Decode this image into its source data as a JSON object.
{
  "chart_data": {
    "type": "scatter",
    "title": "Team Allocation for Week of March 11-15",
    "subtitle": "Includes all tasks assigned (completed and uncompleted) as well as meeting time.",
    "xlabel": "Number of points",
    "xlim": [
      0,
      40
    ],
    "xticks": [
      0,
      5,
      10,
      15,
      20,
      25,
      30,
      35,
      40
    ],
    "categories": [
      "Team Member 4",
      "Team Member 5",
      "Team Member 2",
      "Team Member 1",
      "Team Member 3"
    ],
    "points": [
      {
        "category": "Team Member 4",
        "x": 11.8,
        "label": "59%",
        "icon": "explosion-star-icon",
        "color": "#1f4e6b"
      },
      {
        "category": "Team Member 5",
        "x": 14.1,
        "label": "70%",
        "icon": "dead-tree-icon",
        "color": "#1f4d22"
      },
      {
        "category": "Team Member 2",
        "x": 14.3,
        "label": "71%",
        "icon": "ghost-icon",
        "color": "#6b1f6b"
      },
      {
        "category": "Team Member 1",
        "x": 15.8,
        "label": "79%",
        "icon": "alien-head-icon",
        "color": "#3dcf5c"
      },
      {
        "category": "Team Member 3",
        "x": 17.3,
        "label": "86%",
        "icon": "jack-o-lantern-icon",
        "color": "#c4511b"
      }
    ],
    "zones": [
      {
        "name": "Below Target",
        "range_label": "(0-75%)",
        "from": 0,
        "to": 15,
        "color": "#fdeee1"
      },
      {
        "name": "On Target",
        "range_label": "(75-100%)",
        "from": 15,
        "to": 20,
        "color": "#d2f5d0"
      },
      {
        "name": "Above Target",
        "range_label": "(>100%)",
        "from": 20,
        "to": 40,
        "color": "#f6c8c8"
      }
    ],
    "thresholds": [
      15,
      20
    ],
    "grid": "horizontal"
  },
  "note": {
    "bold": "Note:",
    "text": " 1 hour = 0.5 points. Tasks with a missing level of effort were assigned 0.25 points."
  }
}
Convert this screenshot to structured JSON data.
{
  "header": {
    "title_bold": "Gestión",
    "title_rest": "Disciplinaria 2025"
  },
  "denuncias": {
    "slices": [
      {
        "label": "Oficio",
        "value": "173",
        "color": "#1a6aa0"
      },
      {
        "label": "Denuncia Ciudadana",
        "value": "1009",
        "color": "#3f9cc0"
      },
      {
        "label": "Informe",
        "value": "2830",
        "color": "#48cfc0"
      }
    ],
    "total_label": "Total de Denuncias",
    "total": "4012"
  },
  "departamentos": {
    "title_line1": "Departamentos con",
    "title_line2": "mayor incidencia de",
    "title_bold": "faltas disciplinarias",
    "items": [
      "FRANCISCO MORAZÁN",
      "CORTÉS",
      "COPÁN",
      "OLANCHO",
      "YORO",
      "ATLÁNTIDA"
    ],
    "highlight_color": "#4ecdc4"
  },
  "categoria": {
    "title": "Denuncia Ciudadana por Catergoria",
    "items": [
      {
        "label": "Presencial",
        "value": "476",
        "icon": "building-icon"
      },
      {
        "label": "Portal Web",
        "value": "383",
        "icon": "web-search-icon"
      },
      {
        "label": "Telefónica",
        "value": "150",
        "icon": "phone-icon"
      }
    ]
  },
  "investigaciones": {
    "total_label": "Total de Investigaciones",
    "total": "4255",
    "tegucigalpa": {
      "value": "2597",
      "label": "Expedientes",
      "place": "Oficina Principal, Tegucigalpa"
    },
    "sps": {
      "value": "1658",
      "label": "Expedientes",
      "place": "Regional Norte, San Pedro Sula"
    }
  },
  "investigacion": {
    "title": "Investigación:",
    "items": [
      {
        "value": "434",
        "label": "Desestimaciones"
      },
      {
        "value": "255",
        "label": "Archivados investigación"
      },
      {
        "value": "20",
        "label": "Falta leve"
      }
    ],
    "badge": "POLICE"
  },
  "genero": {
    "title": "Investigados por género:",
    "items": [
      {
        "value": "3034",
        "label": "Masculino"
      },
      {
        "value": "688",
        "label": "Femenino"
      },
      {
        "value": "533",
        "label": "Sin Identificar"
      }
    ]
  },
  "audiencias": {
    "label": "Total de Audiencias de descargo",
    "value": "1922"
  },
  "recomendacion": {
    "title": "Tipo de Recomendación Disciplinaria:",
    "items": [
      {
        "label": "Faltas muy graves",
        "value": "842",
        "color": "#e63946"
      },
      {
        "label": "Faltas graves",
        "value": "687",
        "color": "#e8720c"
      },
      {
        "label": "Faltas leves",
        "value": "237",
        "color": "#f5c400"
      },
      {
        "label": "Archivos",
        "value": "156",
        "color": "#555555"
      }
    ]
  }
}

Aim: The records above are to be copied in full, exactly as written.

Complete response:
Decode this image into its source data as a JSON object.
{
  "chart_data": {
    "type": "scatter",
    "title": "Team Allocation for Week of March 11-15",
    "subtitle": "Includes all tasks assigned (completed and uncompleted) as well as meeting time.",
    "xlabel": "Number of points",
    "xlim": [
      0,
      40
    ],
    "xticks": [
      0,
      5,
      10,
      15,
      20,
      25,
      30,
      35,
      40
    ],
    "categories": [
      "Team Member 4",
      "Team Member 5",
      "Team Member 2",
      "Team Member 1",
      "Team Member 3"
    ],
    "points": [
      {
        "category": "Team Member 4",
        "x": 11.8,
        "label": "59%",
        "icon": "explosion-star-icon",
        "color": "#1f4e6b"
      },
      {
        "category": "Team Member 5",
        "x": 14.1,
        "label": "70%",
        "icon": "dead-tree-icon",
        "color": "#1f4d22"
      },
      {
        "category": "Team Member 2",
        "x": 14.3,
        "label": "71%",
        "icon": "ghost-icon",
        "color": "#6b1f6b"
      },
      {
        "category": "Team Member 1",
        "x": 15.8,
        "label": "79%",
        "icon": "alien-head-icon",
        "color": "#3dcf5c"
      },
      {
        "category": "Team Member 3",
        "x": 17.3,
        "label": "86%",
        "icon": "jack-o-lantern-icon",
        "color": "#c4511b"
      }
    ],
    "zones": [
      {
        "name": "Below Target",
        "range_label": "(0-75%)",
        "from": 0,
        "to": 15,
        "color": "#fdeee1"
      },
      {
        "name": "On Target",
        "range_label": "(75-100%)",
        "from": 15,
        "to": 20,
        "color": "#d2f5d0"
      },
      {
        "name": "Above Target",
        "range_label": "(>100%)",
        "from": 20,
        "to": 40,
        "color": "#f6c8c8"
      }
    ],
    "thresholds": [
      15,
      20
    ],
    "grid": "horizontal"
  },
  "note": {
    "bold": "Note:",
    "text": " 1 hour = 0.5 points. Tasks with a missing level of effort were assigned 0.25 points."
  }
}
Convert this screenshot to structured JSON data.
{
  "header": {
    "title_bold": "Gestión",
    "title_rest": "Disciplinaria 2025"
  },
  "denuncias": {
    "slices": [
      {
        "label": "Oficio",
        "value": "173",
        "color": "#1a6aa0"
      },
      {
        "label": "Denuncia Ciudadana",
        "value": "1009",
        "color": "#3f9cc0"
      },
      {
        "label": "Informe",
        "value": "2830",
        "color": "#48cfc0"
      }
    ],
    "total_label": "Total de Denuncias",
    "total": "4012"
  },
  "departamentos": {
    "title_line1": "Departamentos con",
    "title_line2": "mayor incidencia de",
    "title_bold": "faltas disciplinarias",
    "items": [
      "FRANCISCO MORAZÁN",
      "CORTÉS",
      "COPÁN",
      "OLANCHO",
      "YORO",
      "ATLÁNTIDA"
    ],
    "highlight_color": "#4ecdc4"
  },
  "categoria": {
    "title": "Denuncia Ciudadana por Catergoria",
    "items": [
      {
        "label": "Presencial",
        "value": "476",
        "icon": "building-icon"
      },
      {
        "label": "Portal Web",
        "value": "383",
        "icon": "web-search-icon"
      },
      {
        "label": "Telefónica",
        "value": "150",
        "icon": "phone-icon"
      }
    ]
  },
  "investigaciones": {
    "total_label": "Total de Investigaciones",
    "total": "4255",
    "tegucigalpa": {
      "value": "2597",
      "label": "Expedientes",
      "place": "Oficina Principal, Tegucigalpa"
    },
    "sps": {
      "value": "1658",
      "label": "Expedientes",
      "place": "Regional Norte, San Pedro Sula"
    }
  },
  "investigacion": {
    "title": "Investigación:",
    "items": [
      {
        "value": "434",
        "label": "Desestimaciones"
      },
      {
        "value": "255",
        "label": "Archivados investigación"
      },
      {
        "value": "20",
        "label": "Falta leve"
      }
    ],
    "badge": "POLICE"
  },
  "genero": {
    "title": "Investigados por género:",
    "items": [
      {
        "value": "3034",
        "label": "Masculino"
      },
      {
        "value": "688",
        "label": "Femenino"
      },
      {
        "value": "533",
        "label": "Sin Identificar"
      }
    ]
  },
  "audiencias": {
    "label": "Total de Audiencias de descargo",
    "value": "1922"
  },
  "recomendacion": {
    "title": "Tipo de Recomendación Disciplinaria:",
    "items": [
      {
        "label": "Faltas muy graves",
        "value": "842",
        "color": "#e63946"
      },
      {
        "label": "Faltas graves",
        "value": "687",
        "color": "#e8720c"
      },
      {
        "label": "Faltas leves",
        "value": "237",
        "color": "#f5c400"
      },
      {
        "label": "Archivos",
        "value": "156",
        "color": "#555555"
      }
    ]
  }
}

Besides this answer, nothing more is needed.